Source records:
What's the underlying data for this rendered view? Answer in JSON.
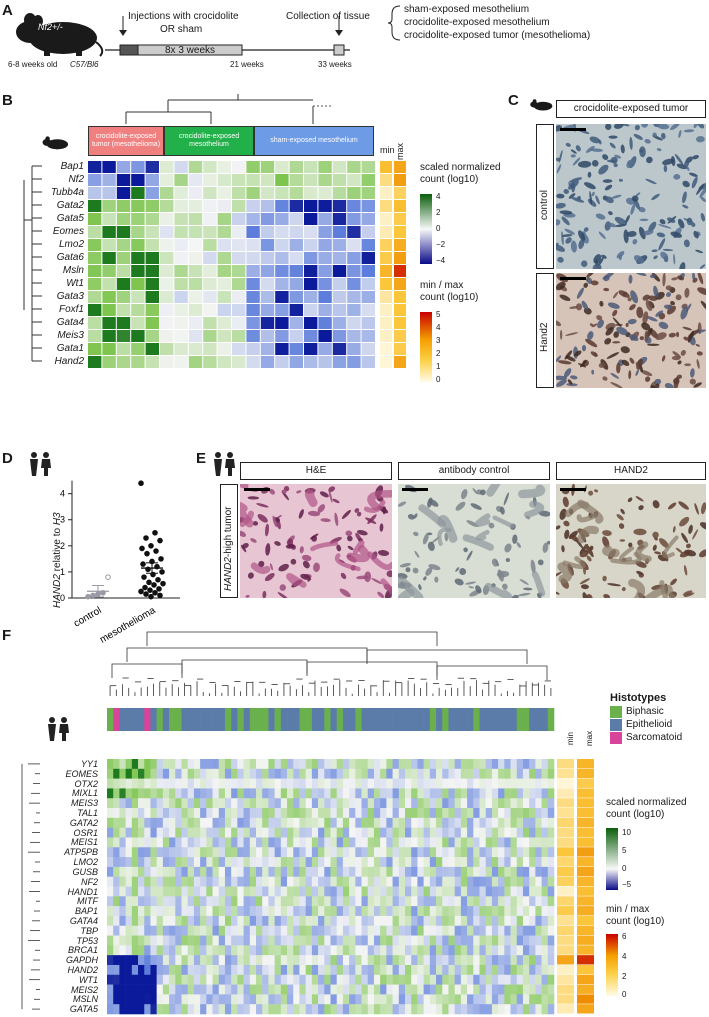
{
  "panels": {
    "A": "A",
    "B": "B",
    "C": "C",
    "D": "D",
    "E": "E",
    "F": "F"
  },
  "panelA": {
    "mouse_genotype": "Nf2+/-",
    "mouse_age": "6-8 weeks old",
    "mouse_strain": "C57/Bl6",
    "injections_label_1": "Injections with crocidolite",
    "injections_label_2": "OR sham",
    "schedule": "8x 3 weeks",
    "t1": "21 weeks",
    "t2": "33 weeks",
    "collection": "Collection of tissue",
    "outcomes": [
      "sham-exposed mesothelium",
      "crocidolite-exposed mesothelium",
      "crocidolite-exposed tumor (mesothelioma)"
    ]
  },
  "panelB": {
    "groups": [
      {
        "label": "crocidolite-exposed tumor (mesothelioma)",
        "color": "#f08080"
      },
      {
        "label": "crocidolite-exposed mesothelium",
        "color": "#22b04a"
      },
      {
        "label": "sham-exposed mesothelium",
        "color": "#6e9be6"
      }
    ],
    "genes": [
      "Bap1",
      "Nf2",
      "Tubb4a",
      "Gata2",
      "Gata5",
      "Eomes",
      "Lmo2",
      "Gata6",
      "Msln",
      "Wt1",
      "Gata3",
      "Foxf1",
      "Gata4",
      "Meis3",
      "Gata1",
      "Hand2"
    ],
    "minmax_headers": [
      "min",
      "max"
    ],
    "legend1_title_1": "scaled normalized",
    "legend1_title_2": "count (log10)",
    "legend1_ticks": [
      "4",
      "2",
      "0",
      "−2",
      "−4"
    ],
    "legend2_title_1": "min / max",
    "legend2_title_2": "count (log10)",
    "legend2_ticks": [
      "5",
      "4",
      "3",
      "2",
      "1",
      "0"
    ]
  },
  "panelC": {
    "header": "crocidolite-exposed tumor",
    "rows": [
      "control",
      "Hand2"
    ]
  },
  "panelD": {
    "ylabel_gene": "HAND2",
    "ylabel_rest": " relative to ",
    "ylabel_ref": "H3",
    "yticks": [
      "0",
      "1",
      "2",
      "3",
      "4"
    ],
    "categories": [
      "control",
      "mesothelioma"
    ]
  },
  "panelE": {
    "headers": [
      "H&E",
      "antibody control",
      "HAND2"
    ],
    "row_label_gene": "HAND2",
    "row_label_rest": "-high tumor"
  },
  "panelF": {
    "genes": [
      "YY1",
      "EOMES",
      "OTX2",
      "MIXL1",
      "MEIS3",
      "TAL1",
      "GATA2",
      "OSR1",
      "MEIS1",
      "ATP5PB",
      "LMO2",
      "GUSB",
      "NF2",
      "HAND1",
      "MITF",
      "BAP1",
      "GATA4",
      "TBP",
      "TP53",
      "BRCA1",
      "GAPDH",
      "HAND2",
      "WT1",
      "MEIS2",
      "MSLN",
      "GATA5"
    ],
    "histotypes_title": "Histotypes",
    "histotypes": [
      {
        "label": "Biphasic",
        "color": "#6ab04c"
      },
      {
        "label": "Epithelioid",
        "color": "#5b7ca8"
      },
      {
        "label": "Sarcomatoid",
        "color": "#d9449b"
      }
    ],
    "minmax_headers": [
      "min",
      "max"
    ],
    "legend1_title_1": "scaled normalized",
    "legend1_title_2": "count (log10)",
    "legend1_ticks": [
      "10",
      "5",
      "0",
      "−5"
    ],
    "legend2_title_1": "min / max",
    "legend2_title_2": "count (log10)",
    "legend2_ticks": [
      "6",
      "4",
      "2",
      "0"
    ]
  },
  "chart_data": [
    {
      "type": "scatter",
      "title": "",
      "xlabel": "",
      "ylabel": "HAND2 relative to H3",
      "categories": [
        "control",
        "mesothelioma"
      ],
      "ylim": [
        0,
        4.6
      ],
      "series": [
        {
          "name": "control",
          "values": [
            0.05,
            0.1,
            0.15,
            0.2,
            0.8
          ]
        },
        {
          "name": "mesothelioma",
          "values": [
            4.4,
            2.5,
            2.3,
            2.2,
            2.0,
            1.9,
            1.8,
            1.7,
            1.5,
            1.4,
            1.3,
            1.2,
            1.1,
            1.0,
            0.9,
            0.8,
            0.7,
            0.6,
            0.55,
            0.5,
            0.4,
            0.35,
            0.3,
            0.25,
            0.2,
            0.15,
            0.1,
            0.05
          ]
        }
      ]
    }
  ],
  "colors": {
    "heat_low": "#1c2cad",
    "heat_mid": "#f5f5f5",
    "heat_high": "#1e6e1e",
    "mm_low": "#fff8e0",
    "mm_high": "#c80000"
  }
}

> _WHAT IS NEEDED_:
Search the data for the string "tumor" and copy every line where it appears.

> _COMPLETED EXERCISE_:
      "crocidolite-exposed tumor (mesothelioma)"
        "label": "crocidolite-exposed tumor (mesothelioma)",
    "header": "crocidolite-exposed tumor",
    "row_label_rest": "-high tumor"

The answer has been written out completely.